Bounding box entries
= = = =

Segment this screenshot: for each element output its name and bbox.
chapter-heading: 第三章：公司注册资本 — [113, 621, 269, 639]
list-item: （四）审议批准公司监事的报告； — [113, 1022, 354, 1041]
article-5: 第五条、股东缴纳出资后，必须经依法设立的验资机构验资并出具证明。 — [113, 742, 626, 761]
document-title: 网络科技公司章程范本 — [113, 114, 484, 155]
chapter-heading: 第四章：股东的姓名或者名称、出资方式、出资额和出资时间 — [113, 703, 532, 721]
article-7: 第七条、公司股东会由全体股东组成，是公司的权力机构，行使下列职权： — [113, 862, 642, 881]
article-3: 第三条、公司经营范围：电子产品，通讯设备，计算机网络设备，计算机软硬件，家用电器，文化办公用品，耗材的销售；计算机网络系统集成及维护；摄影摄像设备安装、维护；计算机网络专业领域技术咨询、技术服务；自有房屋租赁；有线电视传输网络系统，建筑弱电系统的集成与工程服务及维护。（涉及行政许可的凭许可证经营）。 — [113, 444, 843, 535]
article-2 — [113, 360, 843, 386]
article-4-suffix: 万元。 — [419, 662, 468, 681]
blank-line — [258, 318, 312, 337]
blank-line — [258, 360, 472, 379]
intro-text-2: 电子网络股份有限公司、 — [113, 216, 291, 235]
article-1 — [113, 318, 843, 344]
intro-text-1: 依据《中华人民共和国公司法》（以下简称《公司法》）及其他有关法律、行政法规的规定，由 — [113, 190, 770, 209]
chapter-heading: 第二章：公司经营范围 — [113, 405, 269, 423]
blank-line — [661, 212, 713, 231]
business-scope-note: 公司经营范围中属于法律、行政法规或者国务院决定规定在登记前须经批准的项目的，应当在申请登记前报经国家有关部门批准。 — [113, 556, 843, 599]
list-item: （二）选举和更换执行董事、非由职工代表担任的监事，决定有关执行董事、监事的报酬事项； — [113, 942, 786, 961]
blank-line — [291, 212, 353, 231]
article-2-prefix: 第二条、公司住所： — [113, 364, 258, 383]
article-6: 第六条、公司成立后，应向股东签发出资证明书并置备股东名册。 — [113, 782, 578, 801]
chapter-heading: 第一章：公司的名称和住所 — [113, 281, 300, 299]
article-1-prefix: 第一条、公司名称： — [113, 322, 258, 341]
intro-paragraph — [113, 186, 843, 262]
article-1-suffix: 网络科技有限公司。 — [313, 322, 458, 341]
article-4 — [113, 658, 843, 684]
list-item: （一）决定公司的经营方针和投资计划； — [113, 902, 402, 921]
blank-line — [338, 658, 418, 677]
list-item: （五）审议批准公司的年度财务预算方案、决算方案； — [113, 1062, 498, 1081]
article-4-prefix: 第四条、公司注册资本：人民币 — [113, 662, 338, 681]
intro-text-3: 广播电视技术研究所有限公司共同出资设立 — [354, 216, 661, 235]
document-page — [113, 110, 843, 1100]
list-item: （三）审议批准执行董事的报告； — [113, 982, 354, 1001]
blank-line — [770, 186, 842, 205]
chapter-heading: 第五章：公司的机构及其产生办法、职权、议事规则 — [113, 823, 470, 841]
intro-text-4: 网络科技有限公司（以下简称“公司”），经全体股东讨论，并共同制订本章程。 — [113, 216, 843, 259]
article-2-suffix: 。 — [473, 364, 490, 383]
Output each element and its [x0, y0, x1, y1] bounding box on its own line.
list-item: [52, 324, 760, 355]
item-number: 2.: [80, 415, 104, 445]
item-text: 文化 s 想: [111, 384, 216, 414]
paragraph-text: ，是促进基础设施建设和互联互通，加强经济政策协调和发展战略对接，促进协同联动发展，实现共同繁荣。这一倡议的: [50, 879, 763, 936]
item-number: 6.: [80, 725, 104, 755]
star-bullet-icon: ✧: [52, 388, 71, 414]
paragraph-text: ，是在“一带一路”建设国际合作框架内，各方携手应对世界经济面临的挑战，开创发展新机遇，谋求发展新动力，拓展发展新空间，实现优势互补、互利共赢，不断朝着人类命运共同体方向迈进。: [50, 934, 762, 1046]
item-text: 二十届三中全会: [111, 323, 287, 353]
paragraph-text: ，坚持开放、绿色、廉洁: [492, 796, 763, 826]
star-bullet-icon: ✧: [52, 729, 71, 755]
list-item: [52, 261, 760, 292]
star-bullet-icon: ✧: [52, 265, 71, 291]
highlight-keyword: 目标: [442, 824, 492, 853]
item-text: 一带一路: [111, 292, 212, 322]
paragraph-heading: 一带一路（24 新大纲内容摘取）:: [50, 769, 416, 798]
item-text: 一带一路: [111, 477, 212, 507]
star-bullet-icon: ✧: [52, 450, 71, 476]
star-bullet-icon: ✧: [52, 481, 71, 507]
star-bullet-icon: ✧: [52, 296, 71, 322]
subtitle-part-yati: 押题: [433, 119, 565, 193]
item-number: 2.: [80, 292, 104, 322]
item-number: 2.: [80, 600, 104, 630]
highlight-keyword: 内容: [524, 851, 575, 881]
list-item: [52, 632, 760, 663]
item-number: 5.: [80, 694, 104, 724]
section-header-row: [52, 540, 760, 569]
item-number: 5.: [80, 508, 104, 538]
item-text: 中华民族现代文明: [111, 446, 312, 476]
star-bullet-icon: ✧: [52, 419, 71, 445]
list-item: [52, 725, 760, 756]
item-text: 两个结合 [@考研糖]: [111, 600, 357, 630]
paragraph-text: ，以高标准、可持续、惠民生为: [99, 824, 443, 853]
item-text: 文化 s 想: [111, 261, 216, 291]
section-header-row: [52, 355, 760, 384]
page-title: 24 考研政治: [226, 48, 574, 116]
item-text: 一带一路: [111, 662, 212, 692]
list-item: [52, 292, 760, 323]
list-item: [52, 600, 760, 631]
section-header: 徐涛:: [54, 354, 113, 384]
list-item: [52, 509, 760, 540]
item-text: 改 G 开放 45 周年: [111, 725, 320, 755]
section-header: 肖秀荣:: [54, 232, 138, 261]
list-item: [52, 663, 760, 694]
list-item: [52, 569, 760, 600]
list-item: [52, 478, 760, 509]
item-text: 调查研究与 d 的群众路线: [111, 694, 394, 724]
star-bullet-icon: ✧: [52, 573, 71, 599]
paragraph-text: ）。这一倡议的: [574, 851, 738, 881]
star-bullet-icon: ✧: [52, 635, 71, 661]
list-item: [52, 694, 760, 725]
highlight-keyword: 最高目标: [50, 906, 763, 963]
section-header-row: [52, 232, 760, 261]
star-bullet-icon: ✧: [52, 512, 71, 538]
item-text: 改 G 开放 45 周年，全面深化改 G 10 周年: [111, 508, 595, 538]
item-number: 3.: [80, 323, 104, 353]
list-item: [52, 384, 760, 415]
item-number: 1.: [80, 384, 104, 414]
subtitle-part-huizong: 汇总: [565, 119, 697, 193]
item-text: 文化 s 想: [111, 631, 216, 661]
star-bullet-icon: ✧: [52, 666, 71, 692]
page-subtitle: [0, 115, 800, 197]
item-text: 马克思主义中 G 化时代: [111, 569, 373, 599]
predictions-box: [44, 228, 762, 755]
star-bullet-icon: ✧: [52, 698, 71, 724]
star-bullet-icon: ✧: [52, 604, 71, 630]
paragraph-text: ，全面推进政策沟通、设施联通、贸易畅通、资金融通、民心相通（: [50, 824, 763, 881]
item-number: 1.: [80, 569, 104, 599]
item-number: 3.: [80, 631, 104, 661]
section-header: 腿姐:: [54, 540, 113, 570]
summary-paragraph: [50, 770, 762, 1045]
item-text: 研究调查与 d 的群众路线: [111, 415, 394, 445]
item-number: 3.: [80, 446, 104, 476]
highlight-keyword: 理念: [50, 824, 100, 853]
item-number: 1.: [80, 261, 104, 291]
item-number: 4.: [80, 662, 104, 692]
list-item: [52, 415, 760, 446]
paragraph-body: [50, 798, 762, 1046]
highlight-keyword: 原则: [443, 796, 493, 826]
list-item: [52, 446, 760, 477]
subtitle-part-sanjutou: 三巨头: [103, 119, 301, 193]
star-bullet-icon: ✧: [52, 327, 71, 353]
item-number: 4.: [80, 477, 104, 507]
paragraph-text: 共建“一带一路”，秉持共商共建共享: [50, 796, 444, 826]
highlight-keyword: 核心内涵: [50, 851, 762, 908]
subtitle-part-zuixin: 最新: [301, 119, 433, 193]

= = = =

● STATED TASK:
Lay out the data as a numbered list, from its first line through the line containing "chapter-heading: 第一章：公司的名称和住所 —", skipping any empty lines.

● TASK OUTPUT:
1. Segment this screenshot: for each element output its name and bbox.
2. chapter-heading: 第三章：公司注册资本 — [113, 621, 269, 639]
3. list-item: （四）审议批准公司监事的报告； — [113, 1022, 354, 1041]
4. article-5: 第五条、股东缴纳出资后，必须经依法设立的验资机构验资并出具证明。 — [113, 742, 626, 761]
5. document-title: 网络科技公司章程范本 — [113, 114, 484, 155]
6. chapter-heading: 第四章：股东的姓名或者名称、出资方式、出资额和出资时间 — [113, 703, 532, 721]
7. article-7: 第七条、公司股东会由全体股东组成，是公司的权力机构，行使下列职权： — [113, 862, 642, 881]
8. article-3: 第三条、公司经营范围：电子产品，通讯设备，计算机网络设备，计算机软硬件，家用电器，文化办公用品，耗材的销售；计算机网络系统集成及维护；摄影摄像设备安装、维护；计算机网络专业领域技术咨询、技术服务；自有房屋租赁；有线电视传输网络系统，建筑弱电系统的集成与工程服务及维护。（涉及行政许可的凭许可证经营）。 — [113, 444, 843, 535]
9. article-2 — [113, 360, 843, 386]
10. article-4-suffix: 万元。 — [419, 662, 468, 681]
11. blank-line — [258, 318, 312, 337]
12. blank-line — [258, 360, 472, 379]
13. intro-text-2: 电子网络股份有限公司、 — [113, 216, 291, 235]
14. article-1 — [113, 318, 843, 344]
15. intro-text-1: 依据《中华人民共和国公司法》（以下简称《公司法》）及其他有关法律、行政法规的规定，由 — [113, 190, 770, 209]
16. chapter-heading: 第二章：公司经营范围 — [113, 405, 269, 423]
17. blank-line — [661, 212, 713, 231]
18. business-scope-note: 公司经营范围中属于法律、行政法规或者国务院决定规定在登记前须经批准的项目的，应当在申请登记前报经国家有关部门批准。 — [113, 556, 843, 599]
19. list-item: （二）选举和更换执行董事、非由职工代表担任的监事，决定有关执行董事、监事的报酬事项； — [113, 942, 786, 961]
20. blank-line — [291, 212, 353, 231]
21. article-2-prefix: 第二条、公司住所： — [113, 364, 258, 383]
22. article-6: 第六条、公司成立后，应向股东签发出资证明书并置备股东名册。 — [113, 782, 578, 801]
23. chapter-heading: 第一章：公司的名称和住所 — [113, 281, 300, 299]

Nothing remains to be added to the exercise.